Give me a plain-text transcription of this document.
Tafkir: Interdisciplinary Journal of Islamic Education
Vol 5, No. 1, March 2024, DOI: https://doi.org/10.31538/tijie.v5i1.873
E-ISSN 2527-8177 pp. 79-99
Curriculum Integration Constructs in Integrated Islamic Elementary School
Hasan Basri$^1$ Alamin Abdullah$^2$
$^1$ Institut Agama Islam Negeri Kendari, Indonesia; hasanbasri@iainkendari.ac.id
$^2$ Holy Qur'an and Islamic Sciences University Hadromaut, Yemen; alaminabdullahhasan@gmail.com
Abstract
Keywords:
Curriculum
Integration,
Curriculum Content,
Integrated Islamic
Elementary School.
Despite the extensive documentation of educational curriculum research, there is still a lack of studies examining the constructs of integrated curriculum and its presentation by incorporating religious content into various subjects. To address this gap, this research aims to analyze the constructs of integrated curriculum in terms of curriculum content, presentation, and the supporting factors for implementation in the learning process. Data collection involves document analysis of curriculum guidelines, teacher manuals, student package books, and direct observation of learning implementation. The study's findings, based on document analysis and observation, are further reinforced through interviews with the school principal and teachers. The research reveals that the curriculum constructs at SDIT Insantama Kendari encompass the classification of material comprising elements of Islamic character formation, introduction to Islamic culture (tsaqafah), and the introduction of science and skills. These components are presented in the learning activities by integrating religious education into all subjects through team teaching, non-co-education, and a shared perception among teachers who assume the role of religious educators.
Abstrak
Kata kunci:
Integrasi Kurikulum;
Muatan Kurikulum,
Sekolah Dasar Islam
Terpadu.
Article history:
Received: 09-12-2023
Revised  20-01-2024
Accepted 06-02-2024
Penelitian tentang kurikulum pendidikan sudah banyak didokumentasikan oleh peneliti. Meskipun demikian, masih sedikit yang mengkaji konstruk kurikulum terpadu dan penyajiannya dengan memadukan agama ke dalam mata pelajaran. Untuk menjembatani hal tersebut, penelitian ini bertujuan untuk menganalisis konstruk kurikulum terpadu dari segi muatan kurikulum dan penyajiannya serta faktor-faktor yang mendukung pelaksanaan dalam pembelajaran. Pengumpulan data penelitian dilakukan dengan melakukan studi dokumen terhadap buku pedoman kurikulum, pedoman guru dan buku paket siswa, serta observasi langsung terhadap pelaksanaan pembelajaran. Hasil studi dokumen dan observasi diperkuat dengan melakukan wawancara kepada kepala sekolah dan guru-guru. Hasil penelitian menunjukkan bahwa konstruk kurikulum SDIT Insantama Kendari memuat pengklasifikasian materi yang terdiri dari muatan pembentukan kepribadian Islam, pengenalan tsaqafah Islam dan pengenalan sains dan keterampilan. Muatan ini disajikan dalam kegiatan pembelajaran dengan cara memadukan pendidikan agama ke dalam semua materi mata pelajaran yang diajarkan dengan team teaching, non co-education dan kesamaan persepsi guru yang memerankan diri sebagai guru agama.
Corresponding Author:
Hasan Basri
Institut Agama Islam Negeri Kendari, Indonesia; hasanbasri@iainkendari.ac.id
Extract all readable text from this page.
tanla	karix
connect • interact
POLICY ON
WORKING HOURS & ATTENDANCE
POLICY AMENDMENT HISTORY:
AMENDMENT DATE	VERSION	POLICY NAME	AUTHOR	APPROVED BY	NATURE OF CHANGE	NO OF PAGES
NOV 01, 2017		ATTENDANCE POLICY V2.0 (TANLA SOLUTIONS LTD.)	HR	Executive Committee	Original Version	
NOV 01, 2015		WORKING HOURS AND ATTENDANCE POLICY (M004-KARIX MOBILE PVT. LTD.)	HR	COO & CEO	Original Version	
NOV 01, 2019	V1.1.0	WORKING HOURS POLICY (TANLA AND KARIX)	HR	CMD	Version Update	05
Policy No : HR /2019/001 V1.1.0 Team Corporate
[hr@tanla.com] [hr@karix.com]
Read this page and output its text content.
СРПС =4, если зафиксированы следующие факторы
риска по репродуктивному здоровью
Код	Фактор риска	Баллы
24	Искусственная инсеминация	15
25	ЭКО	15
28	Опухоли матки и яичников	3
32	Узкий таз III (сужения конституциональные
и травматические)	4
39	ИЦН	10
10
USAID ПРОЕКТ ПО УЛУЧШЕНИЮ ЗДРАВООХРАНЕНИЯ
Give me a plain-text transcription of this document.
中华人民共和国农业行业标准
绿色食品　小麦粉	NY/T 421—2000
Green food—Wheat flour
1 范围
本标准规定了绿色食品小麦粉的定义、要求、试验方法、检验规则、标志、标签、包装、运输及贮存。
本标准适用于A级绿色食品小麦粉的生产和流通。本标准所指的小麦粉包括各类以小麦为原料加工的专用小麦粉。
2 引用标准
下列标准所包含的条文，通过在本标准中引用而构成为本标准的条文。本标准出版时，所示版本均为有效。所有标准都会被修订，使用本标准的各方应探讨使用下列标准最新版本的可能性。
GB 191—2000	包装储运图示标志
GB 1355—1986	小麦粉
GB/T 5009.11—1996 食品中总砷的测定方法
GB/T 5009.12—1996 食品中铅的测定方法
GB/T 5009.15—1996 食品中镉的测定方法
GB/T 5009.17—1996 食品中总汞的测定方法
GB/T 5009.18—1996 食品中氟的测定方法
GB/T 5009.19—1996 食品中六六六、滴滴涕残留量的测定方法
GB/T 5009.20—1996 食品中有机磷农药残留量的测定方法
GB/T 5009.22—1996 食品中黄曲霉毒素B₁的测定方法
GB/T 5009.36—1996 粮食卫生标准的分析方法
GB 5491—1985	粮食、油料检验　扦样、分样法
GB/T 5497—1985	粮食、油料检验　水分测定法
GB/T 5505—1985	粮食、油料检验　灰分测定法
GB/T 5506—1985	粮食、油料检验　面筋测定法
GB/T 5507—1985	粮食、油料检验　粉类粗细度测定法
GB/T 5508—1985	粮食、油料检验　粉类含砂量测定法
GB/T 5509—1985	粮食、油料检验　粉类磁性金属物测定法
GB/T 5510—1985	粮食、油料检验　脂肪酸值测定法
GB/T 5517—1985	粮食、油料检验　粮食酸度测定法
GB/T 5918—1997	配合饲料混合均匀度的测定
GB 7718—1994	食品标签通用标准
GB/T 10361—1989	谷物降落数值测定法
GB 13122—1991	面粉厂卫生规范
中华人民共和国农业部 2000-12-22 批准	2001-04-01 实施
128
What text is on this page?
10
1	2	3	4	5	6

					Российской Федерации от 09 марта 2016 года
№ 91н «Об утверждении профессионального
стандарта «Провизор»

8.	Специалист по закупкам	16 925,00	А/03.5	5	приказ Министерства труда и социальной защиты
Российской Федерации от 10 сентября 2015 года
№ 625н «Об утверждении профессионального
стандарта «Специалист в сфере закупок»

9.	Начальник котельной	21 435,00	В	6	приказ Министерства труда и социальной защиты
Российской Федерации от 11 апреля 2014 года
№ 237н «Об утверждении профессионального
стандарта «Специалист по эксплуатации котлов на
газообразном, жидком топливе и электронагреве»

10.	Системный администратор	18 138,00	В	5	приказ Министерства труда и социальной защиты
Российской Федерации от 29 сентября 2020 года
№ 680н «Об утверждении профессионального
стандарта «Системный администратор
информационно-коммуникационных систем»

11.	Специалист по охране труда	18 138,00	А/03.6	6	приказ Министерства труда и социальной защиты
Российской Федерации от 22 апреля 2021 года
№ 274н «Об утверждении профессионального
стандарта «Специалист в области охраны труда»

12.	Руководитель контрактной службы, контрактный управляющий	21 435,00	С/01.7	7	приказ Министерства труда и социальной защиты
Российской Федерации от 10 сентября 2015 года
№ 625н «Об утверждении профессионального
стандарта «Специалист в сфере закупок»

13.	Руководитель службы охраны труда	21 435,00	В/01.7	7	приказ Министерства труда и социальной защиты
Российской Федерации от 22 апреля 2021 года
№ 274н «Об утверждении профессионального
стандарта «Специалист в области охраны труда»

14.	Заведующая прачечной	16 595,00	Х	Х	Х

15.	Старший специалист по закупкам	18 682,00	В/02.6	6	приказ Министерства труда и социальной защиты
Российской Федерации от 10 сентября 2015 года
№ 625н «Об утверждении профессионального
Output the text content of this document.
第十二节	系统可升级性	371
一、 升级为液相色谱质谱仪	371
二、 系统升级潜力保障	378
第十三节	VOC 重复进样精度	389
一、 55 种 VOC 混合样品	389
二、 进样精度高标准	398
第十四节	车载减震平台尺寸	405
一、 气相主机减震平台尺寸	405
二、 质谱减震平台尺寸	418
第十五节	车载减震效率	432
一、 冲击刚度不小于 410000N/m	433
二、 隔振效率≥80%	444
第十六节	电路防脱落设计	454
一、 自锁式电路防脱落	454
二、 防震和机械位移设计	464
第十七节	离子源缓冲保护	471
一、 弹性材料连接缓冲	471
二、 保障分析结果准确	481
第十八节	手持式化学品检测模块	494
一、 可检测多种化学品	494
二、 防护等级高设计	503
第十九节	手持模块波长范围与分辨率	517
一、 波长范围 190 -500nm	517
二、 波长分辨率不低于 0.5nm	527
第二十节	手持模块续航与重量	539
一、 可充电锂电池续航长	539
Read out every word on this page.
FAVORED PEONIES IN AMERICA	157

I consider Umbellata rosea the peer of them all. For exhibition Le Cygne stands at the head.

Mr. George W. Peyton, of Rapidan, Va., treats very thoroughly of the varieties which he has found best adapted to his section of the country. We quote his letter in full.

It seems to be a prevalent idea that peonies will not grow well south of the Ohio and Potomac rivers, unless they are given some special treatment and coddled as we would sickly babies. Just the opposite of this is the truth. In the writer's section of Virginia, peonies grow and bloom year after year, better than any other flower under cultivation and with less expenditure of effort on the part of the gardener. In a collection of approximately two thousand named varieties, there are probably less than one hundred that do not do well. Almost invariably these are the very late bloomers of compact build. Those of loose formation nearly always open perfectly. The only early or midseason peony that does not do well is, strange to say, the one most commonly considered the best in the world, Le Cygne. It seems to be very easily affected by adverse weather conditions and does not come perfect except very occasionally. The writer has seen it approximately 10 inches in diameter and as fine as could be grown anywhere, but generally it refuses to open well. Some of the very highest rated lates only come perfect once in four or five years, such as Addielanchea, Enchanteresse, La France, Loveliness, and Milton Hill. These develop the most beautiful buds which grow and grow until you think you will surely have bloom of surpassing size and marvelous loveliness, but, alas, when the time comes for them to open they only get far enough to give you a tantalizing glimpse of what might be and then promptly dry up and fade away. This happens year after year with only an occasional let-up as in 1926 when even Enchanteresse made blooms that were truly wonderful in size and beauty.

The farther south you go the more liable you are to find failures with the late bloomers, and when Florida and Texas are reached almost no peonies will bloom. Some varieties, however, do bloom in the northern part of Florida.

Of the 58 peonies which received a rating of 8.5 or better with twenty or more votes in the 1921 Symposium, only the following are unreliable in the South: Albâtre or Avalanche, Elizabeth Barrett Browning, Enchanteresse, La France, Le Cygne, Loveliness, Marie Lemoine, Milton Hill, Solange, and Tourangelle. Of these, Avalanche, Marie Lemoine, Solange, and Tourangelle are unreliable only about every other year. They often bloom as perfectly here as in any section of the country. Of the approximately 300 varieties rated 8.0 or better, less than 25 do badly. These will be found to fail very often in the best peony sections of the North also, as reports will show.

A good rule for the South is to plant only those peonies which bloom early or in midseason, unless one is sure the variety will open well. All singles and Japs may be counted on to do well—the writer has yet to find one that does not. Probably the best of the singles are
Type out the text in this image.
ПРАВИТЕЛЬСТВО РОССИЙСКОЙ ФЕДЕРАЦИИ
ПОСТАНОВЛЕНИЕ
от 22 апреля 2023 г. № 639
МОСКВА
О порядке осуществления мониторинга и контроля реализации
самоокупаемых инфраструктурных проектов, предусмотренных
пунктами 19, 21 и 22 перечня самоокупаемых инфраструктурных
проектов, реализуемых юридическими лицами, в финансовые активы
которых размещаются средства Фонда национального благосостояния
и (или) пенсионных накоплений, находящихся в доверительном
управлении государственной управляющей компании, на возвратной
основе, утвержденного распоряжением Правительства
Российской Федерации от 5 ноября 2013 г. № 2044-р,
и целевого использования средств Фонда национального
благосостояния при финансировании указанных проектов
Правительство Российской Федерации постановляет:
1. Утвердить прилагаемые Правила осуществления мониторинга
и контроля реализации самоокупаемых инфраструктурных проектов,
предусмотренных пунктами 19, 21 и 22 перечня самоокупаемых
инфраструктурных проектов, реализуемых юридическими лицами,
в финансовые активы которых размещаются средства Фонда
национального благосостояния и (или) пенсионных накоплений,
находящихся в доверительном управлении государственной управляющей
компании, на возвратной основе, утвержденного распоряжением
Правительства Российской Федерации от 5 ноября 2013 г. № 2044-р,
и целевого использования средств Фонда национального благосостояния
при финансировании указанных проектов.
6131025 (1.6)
◆ ◆ ◆
• **PROBLEM**
Gather each line in the entries above where the string "находящихся" is found.

• **WRITTEN ANSWER**
и (или) пенсионных накоплений, находящихся в доверительном
находящихся в доверительном управлении государственной управляющей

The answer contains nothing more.